SHORT TASK
Give every line of the material below as a Markdown table with two columns, Row for the row number and Entry for the line. Leave out blank lines and the pictures.

DATA LISTING
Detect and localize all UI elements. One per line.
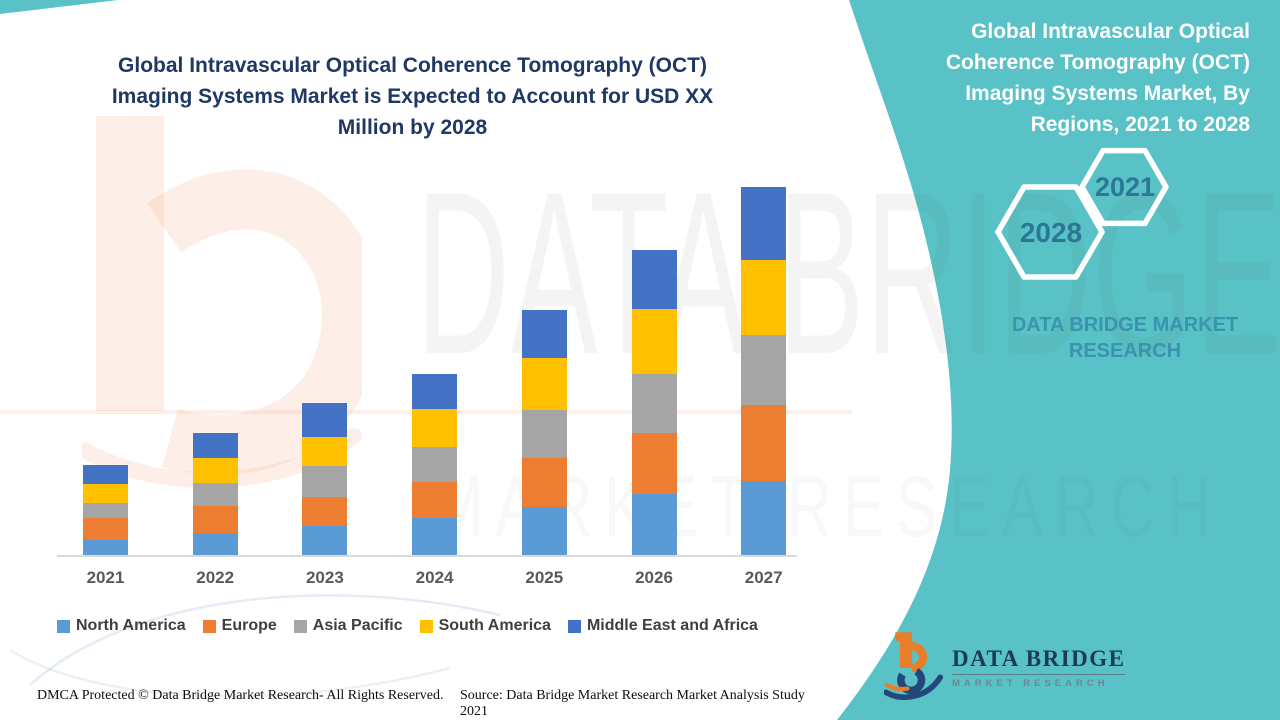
panel-title-line3: Imaging Systems Market, By xyxy=(965,82,1250,105)
dmca-notice: DMCA Protected © Data Bridge Market Rese… xyxy=(37,688,444,703)
chart-title-line3: Million by 2028 xyxy=(337,116,488,139)
footer: DMCA Protected © Data Bridge Market Rese… xyxy=(0,684,836,720)
segment-europe-2024 xyxy=(412,482,458,518)
x-axis-label-2025: 2025 xyxy=(525,568,564,587)
x-axis-label-2024: 2024 xyxy=(415,568,454,587)
segment-middle-east-and-africa-2022 xyxy=(192,433,238,458)
legend-swatch-south-america xyxy=(419,619,433,633)
segment-north-america-2022 xyxy=(192,533,238,555)
hexagon-2021 xyxy=(1079,147,1169,227)
x-axis-label-2023: 2023 xyxy=(305,568,344,587)
panel-title-line2: Coherence Tomography (OCT) xyxy=(945,51,1250,74)
hexagon-2028-label: 2028 xyxy=(1020,217,1082,248)
logo-title: DATA BRIDGE xyxy=(952,646,1126,675)
hexagon-2021-label: 2021 xyxy=(1095,172,1155,202)
logo-b-icon xyxy=(884,632,944,700)
segment-europe-2027 xyxy=(741,405,787,481)
databridge-logo: DATA BRIDGE MARKET RESEARCH xyxy=(884,630,1126,704)
bar-2026 xyxy=(631,250,677,555)
chart-title-line1: Global Intravascular Optical Coherence T… xyxy=(118,54,707,77)
chart-legend: North America Europe Asia Pacific South Ame… xyxy=(57,617,758,635)
segment-south-america-2021 xyxy=(83,484,128,503)
panel-brand-text: DATA BRIDGE MARKET RESEARCH xyxy=(980,312,1270,364)
segment-south-america-2024 xyxy=(412,409,458,447)
panel-title-line1: Global Intravascular Optical xyxy=(971,20,1250,43)
segment-north-america-2023 xyxy=(302,526,348,555)
teal-side-panel xyxy=(837,0,1280,720)
segment-middle-east-and-africa-2027 xyxy=(741,187,787,260)
legend-swatch-middle-east-and-africa xyxy=(567,619,581,633)
segment-north-america-2025 xyxy=(521,507,567,555)
bar-2021 xyxy=(83,465,128,555)
segment-south-america-2027 xyxy=(741,260,787,335)
segment-asia-pacific-2022 xyxy=(192,483,238,506)
bar-2023 xyxy=(302,403,348,555)
segment-middle-east-and-africa-2023 xyxy=(302,403,348,437)
legend-label-south-america: South America xyxy=(438,617,551,634)
x-axis-label-2027: 2027 xyxy=(744,568,783,587)
logo-subtitle: MARKET RESEARCH xyxy=(952,677,1109,689)
top-left-accent xyxy=(0,0,118,14)
panel-title-line4: Regions, 2021 to 2028 xyxy=(1030,113,1250,136)
segment-south-america-2023 xyxy=(302,437,348,466)
legend-label-north-america: North America xyxy=(76,617,186,634)
segment-middle-east-and-africa-2026 xyxy=(631,250,677,309)
legend-item-asia-pacific: Asia Pacific xyxy=(293,617,403,635)
legend-item-north-america: North America xyxy=(57,617,186,635)
segment-north-america-2021 xyxy=(83,540,128,555)
segment-south-america-2026 xyxy=(631,309,677,374)
hexagon-badges: 2021 2028 xyxy=(995,147,1169,280)
segment-south-america-2022 xyxy=(192,458,238,483)
panel-brand-line1: DATA BRIDGE MARKET xyxy=(1011,314,1239,336)
segment-north-america-2026 xyxy=(631,494,677,555)
bar-2025 xyxy=(521,310,567,555)
legend-label-europe: Europe xyxy=(221,617,277,634)
segment-asia-pacific-2026 xyxy=(631,374,677,433)
segment-europe-2023 xyxy=(302,497,348,526)
segment-middle-east-and-africa-2021 xyxy=(83,465,128,484)
segment-middle-east-and-africa-2025 xyxy=(521,310,567,358)
legend-swatch-asia-pacific xyxy=(293,619,307,633)
chart-title-line2: Imaging Systems Market is Expected to Ac… xyxy=(111,85,714,108)
segment-asia-pacific-2025 xyxy=(521,410,567,458)
segment-europe-2022 xyxy=(192,506,238,533)
segment-middle-east-and-africa-2024 xyxy=(412,374,458,409)
legend-swatch-europe xyxy=(202,619,216,633)
x-axis-label-2026: 2026 xyxy=(635,568,673,587)
source-note: Source: Data Bridge Market Research Mark… xyxy=(460,688,805,719)
segment-europe-2025 xyxy=(521,458,567,507)
segment-asia-pacific-2024 xyxy=(412,447,458,482)
legend-label-asia-pacific: Asia Pacific xyxy=(312,617,403,634)
bar-2027 xyxy=(741,187,787,555)
segment-asia-pacific-2021 xyxy=(83,503,128,518)
legend-label-middle-east-and-africa: Middle East and Africa xyxy=(586,617,758,634)
legend-swatch-north-america xyxy=(57,619,70,633)
segment-asia-pacific-2027 xyxy=(741,335,787,405)
plot-area: 2021 2022 2023 2024 2025 2026 2027 xyxy=(57,160,797,587)
segment-south-america-2025 xyxy=(521,358,567,410)
segment-north-america-2024 xyxy=(412,518,458,555)
x-axis-label-2021: 2021 xyxy=(86,568,125,587)
panel-title: Global Intravascular Optical Coherence T… xyxy=(850,16,1250,140)
segment-north-america-2027 xyxy=(741,481,787,555)
legend-item-middle-east-and-africa: Middle East and Africa xyxy=(567,617,758,635)
panel-brand-line2: RESEARCH xyxy=(1068,340,1182,362)
x-axis-label-2022: 2022 xyxy=(196,568,235,587)
bar-2024 xyxy=(412,374,458,555)
legend-item-south-america: South America xyxy=(419,617,551,635)
legend-item-europe: Europe xyxy=(202,617,277,635)
segment-asia-pacific-2023 xyxy=(302,466,348,497)
hexagon-2028 xyxy=(995,184,1105,280)
segment-europe-2026 xyxy=(631,433,677,494)
bar-2022 xyxy=(192,433,238,555)
segment-europe-2021 xyxy=(83,518,128,540)
chart-title: Global Intravascular Optical Coherence T… xyxy=(40,50,785,143)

THE OUTPUT
| Row | Entry |
|---|---|
| 1 | Detect and localize all UI elements. One per line. |
| 2 | panel-title-line3: Imaging Systems Market, By xyxy=(965,82,1250,105) |
| 3 | dmca-notice: DMCA Protected © Data Bridge Market Rese… xyxy=(37,688,444,703) |
| 4 | chart-title-line3: Million by 2028 xyxy=(337,116,488,139) |
| 5 | footer: DMCA Protected © Data Bridge Market Rese… xyxy=(0,684,836,720) |
| 6 | segment-europe-2024 xyxy=(412,482,458,518) |
| 7 | x-axis-label-2025: 2025 xyxy=(525,568,564,587) |
| 8 | x-axis-label-2024: 2024 xyxy=(415,568,454,587) |
| 9 | segment-middle-east-and-africa-2022 xyxy=(192,433,238,458) |
| 10 | legend-swatch-south-america xyxy=(419,619,433,633) |
| 11 | segment-north-america-2022 xyxy=(192,533,238,555) |
| 12 | hexagon-2021 xyxy=(1079,147,1169,227) |
| 13 | x-axis-label-2023: 2023 xyxy=(305,568,344,587) |
| 14 | panel-title-line2: Coherence Tomography (OCT) xyxy=(945,51,1250,74) |
| 15 | hexagon-2028-label: 2028 xyxy=(1020,217,1082,248) |
| 16 | logo-title: DATA BRIDGE xyxy=(952,646,1126,675) |
| 17 | hexagon-2021-label: 2021 xyxy=(1095,172,1155,202) |
| 18 | logo-b-icon xyxy=(884,632,944,700) |
| 19 | segment-europe-2027 xyxy=(741,405,787,481) |
| 20 | databridge-logo: DATA BRIDGE MARKET RESEARCH xyxy=(884,630,1126,704) |
| 21 | bar-2026 xyxy=(631,250,677,555) |
| 22 | chart-title-line1: Global Intravascular Optical Coherence T… xyxy=(118,54,707,77) |
| 23 | chart-legend: North America Europe Asia Pacific South Ame… xyxy=(57,617,758,635) |
| 24 | segment-south-america-2021 xyxy=(83,484,128,503) |
| 25 | panel-brand-text: DATA BRIDGE MARKET RESEARCH xyxy=(980,312,1270,364) |
| 26 | segment-south-america-2024 xyxy=(412,409,458,447) |
| 27 | panel-title-line1: Global Intravascular Optical xyxy=(971,20,1250,43) |
| 28 | segment-north-america-2023 xyxy=(302,526,348,555) |
| 29 | teal-side-panel xyxy=(837,0,1280,720) |
| 30 | segment-middle-east-and-africa-2027 xyxy=(741,187,787,260) |
| 31 | legend-swatch-middle-east-and-africa xyxy=(567,619,581,633) |
| 32 | segment-north-america-2025 xyxy=(521,507,567,555) |
| 33 | bar-2021 xyxy=(83,465,128,555) |
| 34 | segment-south-america-2027 xyxy=(741,260,787,335) |
| 35 | segment-asia-pacific-2022 xyxy=(192,483,238,506) |
| 36 | bar-2023 xyxy=(302,403,348,555) |
| 37 | segment-middle-east-and-africa-2023 xyxy=(302,403,348,437) |
| 38 | legend-label-south-america: South America xyxy=(438,617,551,634) |
| 39 | x-axis-label-2027: 2027 xyxy=(744,568,783,587) |
| 40 | logo-subtitle: MARKET RESEARCH xyxy=(952,677,1109,689) |
| 41 | top-left-accent xyxy=(0,0,118,14) |
| 42 | panel-title-line4: Regions, 2021 to 2028 xyxy=(1030,113,1250,136) |
| 43 | segment-south-america-2023 xyxy=(302,437,348,466) |
| 44 | legend-label-north-america: North America xyxy=(76,617,186,634) |
| 45 | segment-middle-east-and-africa-2026 xyxy=(631,250,677,309) |
| 46 | legend-item-asia-pacific: Asia Pacific xyxy=(293,617,403,635) |
| 47 | legend-item-north-america: North America xyxy=(57,617,186,635) |
| 48 | segment-north-america-2021 xyxy=(83,540,128,555) |
| 49 | segment-south-america-2026 xyxy=(631,309,677,374) |
| 50 | hexagon-badges: 2021 2028 xyxy=(995,147,1169,280) |
| 51 | segment-south-america-2022 xyxy=(192,458,238,483) |
| 52 | panel-brand-line1: DATA BRIDGE MARKET xyxy=(1011,314,1239,336) |
| 53 | segment-north-america-2026 xyxy=(631,494,677,555) |
| 54 | bar-2025 xyxy=(521,310,567,555) |
| 55 | legend-label-europe: Europe xyxy=(221,617,277,634) |
| 56 | segment-asia-pacific-2026 xyxy=(631,374,677,433) |
| 57 | segment-europe-2023 xyxy=(302,497,348,526) |
| 58 | segment-middle-east-and-africa-2021 xyxy=(83,465,128,484) |
| 59 | segment-middle-east-and-africa-2025 xyxy=(521,310,567,358) |
| 60 | legend-swatch-asia-pacific xyxy=(293,619,307,633) |
| 61 | chart-title-line2: Imaging Systems Market is Expected to Ac… xyxy=(111,85,714,108) |
| 62 | segment-asia-pacific-2025 xyxy=(521,410,567,458) |
| 63 | segment-europe-2022 xyxy=(192,506,238,533) |
| 64 | segment-middle-east-and-africa-2024 xyxy=(412,374,458,409) |
| 65 | legend-swatch-europe xyxy=(202,619,216,633) |
| 66 | x-axis-label-2026: 2026 xyxy=(635,568,673,587) |
| 67 | source-note: Source: Data Bridge Market Research Mark… xyxy=(460,688,805,719) |
| 68 | segment-europe-2025 xyxy=(521,458,567,507) |
| 69 | segment-asia-pacific-2024 xyxy=(412,447,458,482) |
| 70 | legend-label-asia-pacific: Asia Pacific xyxy=(312,617,403,634) |
| 71 | bar-2027 xyxy=(741,187,787,555) |
| 72 | segment-asia-pacific-2021 xyxy=(83,503,128,518) |
| 73 | legend-label-middle-east-and-africa: Middle East and Africa xyxy=(586,617,758,634) |
| 74 | legend-swatch-north-america xyxy=(57,619,70,633) |
| 75 | segment-asia-pacific-2027 xyxy=(741,335,787,405) |
| 76 | plot-area: 2021 2022 2023 2024 2025 2026 2027 xyxy=(57,160,797,587) |
| 77 | segment-south-america-2025 xyxy=(521,358,567,410) |
| 78 | segment-north-america-2024 xyxy=(412,518,458,555) |
| 79 | x-axis-label-2021: 2021 xyxy=(86,568,125,587) |
| 80 | panel-title: Global Intravascular Optical Coherence T… xyxy=(850,16,1250,140) |
| 81 | segment-north-america-2027 xyxy=(741,481,787,555) |
| 82 | legend-item-middle-east-and-africa: Middle East and Africa xyxy=(567,617,758,635) |
| 83 | panel-brand-line2: RESEARCH xyxy=(1068,340,1182,362) |
| 84 | x-axis-label-2022: 2022 xyxy=(196,568,235,587) |
| 85 | bar-2024 xyxy=(412,374,458,555) |
| 86 | legend-item-south-america: South America xyxy=(419,617,551,635) |
| 87 | legend-item-europe: Europe xyxy=(202,617,277,635) |
| 88 | segment-asia-pacific-2023 xyxy=(302,466,348,497) |
| 89 | hexagon-2028 xyxy=(995,184,1105,280) |
| 90 | segment-europe-2026 xyxy=(631,433,677,494) |
| 91 | bar-2022 xyxy=(192,433,238,555) |
| 92 | segment-europe-2021 xyxy=(83,518,128,540) |
| 93 | chart-title: Global Intravascular Optical Coherence T… xyxy=(40,50,785,143) |